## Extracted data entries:
— begin —

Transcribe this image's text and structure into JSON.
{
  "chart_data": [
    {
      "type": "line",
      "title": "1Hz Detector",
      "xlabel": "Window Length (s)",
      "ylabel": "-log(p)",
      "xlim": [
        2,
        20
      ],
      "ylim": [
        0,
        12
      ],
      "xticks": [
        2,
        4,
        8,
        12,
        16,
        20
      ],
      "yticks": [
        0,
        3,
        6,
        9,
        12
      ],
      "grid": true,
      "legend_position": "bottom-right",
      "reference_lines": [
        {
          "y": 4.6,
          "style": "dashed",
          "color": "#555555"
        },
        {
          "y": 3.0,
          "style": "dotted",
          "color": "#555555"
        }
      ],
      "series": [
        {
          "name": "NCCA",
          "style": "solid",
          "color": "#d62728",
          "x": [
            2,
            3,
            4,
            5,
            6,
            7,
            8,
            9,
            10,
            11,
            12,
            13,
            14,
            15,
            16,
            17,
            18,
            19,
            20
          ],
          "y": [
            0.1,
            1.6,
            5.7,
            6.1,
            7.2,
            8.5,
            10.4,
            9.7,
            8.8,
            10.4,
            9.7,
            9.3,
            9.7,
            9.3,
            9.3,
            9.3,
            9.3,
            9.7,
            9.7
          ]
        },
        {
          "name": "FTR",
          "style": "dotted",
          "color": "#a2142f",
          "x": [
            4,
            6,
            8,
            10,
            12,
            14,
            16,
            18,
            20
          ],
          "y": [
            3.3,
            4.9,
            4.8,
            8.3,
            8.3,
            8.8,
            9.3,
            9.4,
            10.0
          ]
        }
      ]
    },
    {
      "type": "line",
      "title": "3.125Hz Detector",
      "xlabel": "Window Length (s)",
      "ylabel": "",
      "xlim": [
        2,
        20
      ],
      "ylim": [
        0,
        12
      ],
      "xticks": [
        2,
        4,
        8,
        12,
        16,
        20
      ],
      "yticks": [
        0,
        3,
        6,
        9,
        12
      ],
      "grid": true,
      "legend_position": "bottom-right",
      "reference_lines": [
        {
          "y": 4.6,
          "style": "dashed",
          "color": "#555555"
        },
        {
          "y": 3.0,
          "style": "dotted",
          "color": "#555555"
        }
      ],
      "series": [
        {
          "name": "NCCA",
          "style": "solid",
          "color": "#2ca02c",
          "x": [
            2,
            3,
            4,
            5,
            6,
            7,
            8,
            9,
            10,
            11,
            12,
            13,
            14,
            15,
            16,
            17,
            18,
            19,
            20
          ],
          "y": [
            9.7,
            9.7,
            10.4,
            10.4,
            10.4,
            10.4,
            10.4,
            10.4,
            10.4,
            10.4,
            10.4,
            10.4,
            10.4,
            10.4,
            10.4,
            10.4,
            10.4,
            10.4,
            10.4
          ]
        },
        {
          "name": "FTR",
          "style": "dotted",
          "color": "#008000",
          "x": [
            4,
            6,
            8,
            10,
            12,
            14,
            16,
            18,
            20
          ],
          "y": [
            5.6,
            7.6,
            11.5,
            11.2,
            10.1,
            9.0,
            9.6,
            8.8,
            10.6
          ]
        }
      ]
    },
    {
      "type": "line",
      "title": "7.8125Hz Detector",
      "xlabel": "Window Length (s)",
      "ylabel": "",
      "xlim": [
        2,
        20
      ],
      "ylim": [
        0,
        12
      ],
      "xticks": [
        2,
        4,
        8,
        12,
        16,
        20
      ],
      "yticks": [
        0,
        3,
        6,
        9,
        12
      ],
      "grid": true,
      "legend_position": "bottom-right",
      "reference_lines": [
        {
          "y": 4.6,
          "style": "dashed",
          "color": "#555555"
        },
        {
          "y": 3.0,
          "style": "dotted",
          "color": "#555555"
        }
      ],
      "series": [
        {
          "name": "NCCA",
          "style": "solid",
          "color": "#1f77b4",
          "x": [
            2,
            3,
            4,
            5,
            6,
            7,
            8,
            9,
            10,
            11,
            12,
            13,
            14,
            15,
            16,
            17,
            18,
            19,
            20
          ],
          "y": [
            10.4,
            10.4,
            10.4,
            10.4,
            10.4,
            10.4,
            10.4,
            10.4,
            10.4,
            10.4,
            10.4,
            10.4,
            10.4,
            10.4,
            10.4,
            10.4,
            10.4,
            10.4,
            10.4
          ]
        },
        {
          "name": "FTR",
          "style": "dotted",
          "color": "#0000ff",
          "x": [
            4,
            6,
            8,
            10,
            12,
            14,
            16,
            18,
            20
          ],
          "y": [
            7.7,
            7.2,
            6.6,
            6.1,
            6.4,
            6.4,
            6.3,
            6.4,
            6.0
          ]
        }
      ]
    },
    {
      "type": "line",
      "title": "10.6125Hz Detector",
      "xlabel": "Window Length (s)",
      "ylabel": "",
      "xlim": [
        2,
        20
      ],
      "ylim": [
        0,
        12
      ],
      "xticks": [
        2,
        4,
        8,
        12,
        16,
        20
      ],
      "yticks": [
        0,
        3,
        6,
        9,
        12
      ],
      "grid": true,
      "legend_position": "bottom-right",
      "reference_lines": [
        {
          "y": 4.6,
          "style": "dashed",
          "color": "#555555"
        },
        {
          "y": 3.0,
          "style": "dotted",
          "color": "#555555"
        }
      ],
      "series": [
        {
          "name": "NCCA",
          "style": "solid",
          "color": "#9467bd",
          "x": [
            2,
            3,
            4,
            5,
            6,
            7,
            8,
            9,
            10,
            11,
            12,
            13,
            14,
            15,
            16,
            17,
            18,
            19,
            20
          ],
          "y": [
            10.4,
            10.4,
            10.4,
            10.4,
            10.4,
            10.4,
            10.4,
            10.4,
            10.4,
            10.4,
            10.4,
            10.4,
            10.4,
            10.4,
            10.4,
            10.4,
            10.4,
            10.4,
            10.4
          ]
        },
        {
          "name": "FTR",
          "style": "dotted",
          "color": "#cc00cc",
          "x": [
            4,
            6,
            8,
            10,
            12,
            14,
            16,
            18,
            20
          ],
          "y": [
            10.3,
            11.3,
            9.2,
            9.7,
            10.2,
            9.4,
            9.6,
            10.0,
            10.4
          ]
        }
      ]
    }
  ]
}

— end —

## DIRECTIVE:
Among the lines of the data, identify those with the word "title". Copy each of them.

## COMPLETE RESPONSE:
      "title": "1Hz Detector",
      "title": "3.125Hz Detector",
      "title": "7.8125Hz Detector",
      "title": "10.6125Hz Detector",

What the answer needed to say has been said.